**What is expected**
Work out how many lines in the data hold the word "JSON", and reply with that number only.

----------

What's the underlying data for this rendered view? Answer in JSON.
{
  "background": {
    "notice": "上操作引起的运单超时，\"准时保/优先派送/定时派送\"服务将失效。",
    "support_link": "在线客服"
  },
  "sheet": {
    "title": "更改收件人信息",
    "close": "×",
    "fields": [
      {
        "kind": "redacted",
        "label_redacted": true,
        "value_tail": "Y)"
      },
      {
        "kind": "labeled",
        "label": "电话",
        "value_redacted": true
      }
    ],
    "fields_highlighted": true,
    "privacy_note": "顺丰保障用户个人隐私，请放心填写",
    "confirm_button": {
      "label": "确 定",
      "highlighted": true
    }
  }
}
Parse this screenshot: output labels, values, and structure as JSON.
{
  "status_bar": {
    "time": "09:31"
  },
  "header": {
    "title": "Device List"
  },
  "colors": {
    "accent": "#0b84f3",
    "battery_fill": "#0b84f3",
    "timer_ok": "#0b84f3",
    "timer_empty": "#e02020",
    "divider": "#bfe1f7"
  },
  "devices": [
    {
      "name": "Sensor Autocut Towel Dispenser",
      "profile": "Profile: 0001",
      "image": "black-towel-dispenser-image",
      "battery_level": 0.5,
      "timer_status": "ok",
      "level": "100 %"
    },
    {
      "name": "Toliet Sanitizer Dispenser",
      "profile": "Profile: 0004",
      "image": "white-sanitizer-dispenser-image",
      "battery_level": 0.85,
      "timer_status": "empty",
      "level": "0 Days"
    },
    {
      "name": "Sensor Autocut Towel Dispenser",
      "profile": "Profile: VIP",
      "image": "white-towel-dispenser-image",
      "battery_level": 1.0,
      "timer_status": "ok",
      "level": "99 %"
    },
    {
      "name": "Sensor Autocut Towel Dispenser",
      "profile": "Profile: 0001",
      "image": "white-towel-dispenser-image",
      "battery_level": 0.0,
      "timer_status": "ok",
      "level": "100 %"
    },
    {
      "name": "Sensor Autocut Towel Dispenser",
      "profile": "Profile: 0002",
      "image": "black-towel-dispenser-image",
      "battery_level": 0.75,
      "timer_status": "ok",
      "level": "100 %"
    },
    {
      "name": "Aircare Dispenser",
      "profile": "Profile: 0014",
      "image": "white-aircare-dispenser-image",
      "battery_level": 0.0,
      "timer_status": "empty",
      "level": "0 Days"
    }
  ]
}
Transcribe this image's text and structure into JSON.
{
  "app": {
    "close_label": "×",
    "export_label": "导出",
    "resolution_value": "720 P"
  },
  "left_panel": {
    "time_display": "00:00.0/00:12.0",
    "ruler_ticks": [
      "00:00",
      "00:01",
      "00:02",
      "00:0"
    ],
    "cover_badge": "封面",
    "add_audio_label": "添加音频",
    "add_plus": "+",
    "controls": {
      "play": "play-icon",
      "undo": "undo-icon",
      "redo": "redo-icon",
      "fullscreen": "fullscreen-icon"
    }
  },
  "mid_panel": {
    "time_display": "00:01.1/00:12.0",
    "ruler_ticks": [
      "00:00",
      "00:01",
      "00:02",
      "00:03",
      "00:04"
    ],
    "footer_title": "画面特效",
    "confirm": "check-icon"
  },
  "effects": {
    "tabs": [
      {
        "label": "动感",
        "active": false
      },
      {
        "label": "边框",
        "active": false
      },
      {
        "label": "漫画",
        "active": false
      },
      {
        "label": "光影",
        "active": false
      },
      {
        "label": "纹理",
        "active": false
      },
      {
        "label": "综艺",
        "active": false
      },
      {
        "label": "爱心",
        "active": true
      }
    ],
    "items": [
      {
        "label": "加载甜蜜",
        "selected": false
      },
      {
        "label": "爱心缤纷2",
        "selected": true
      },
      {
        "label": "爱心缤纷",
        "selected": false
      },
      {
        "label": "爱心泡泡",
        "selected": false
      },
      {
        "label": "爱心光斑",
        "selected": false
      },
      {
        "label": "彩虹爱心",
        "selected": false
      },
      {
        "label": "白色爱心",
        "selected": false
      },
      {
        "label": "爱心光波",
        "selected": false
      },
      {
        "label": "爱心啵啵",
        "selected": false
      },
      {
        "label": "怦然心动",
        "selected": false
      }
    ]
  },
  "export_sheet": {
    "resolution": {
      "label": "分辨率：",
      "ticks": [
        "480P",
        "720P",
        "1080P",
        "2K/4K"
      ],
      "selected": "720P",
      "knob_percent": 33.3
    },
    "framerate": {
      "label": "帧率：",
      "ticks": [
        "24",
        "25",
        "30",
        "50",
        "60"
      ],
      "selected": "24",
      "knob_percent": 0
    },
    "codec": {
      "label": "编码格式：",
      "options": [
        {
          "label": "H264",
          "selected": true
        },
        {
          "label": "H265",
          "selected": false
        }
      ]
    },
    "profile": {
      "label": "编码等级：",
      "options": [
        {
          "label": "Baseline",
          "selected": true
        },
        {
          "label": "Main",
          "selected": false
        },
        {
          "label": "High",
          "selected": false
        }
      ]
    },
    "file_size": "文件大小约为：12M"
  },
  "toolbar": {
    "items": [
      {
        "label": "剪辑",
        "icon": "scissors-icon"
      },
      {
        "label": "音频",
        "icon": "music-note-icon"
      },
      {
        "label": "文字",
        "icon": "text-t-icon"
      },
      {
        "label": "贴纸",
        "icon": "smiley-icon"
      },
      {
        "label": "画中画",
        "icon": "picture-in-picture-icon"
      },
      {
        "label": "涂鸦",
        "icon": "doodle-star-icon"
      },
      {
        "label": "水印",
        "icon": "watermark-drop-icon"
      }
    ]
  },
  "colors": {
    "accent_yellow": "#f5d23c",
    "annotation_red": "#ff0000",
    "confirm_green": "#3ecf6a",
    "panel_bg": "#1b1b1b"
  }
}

----------

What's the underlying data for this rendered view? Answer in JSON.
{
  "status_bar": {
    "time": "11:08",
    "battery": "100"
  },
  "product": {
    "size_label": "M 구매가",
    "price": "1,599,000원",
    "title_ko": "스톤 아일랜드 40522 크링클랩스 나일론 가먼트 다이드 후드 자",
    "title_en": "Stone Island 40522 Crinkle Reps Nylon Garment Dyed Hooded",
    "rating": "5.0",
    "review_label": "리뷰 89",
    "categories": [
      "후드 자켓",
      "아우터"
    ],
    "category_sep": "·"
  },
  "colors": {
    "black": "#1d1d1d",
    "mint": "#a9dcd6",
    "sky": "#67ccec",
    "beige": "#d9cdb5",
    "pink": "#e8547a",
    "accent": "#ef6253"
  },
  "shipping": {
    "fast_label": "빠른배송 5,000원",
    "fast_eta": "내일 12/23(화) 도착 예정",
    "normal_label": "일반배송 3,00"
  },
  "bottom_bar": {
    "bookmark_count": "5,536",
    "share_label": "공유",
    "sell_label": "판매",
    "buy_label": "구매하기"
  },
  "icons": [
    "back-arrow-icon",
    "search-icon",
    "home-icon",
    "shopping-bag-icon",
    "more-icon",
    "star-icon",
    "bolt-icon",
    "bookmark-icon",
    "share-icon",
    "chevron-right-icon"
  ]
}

----------

**Solution to this task**
4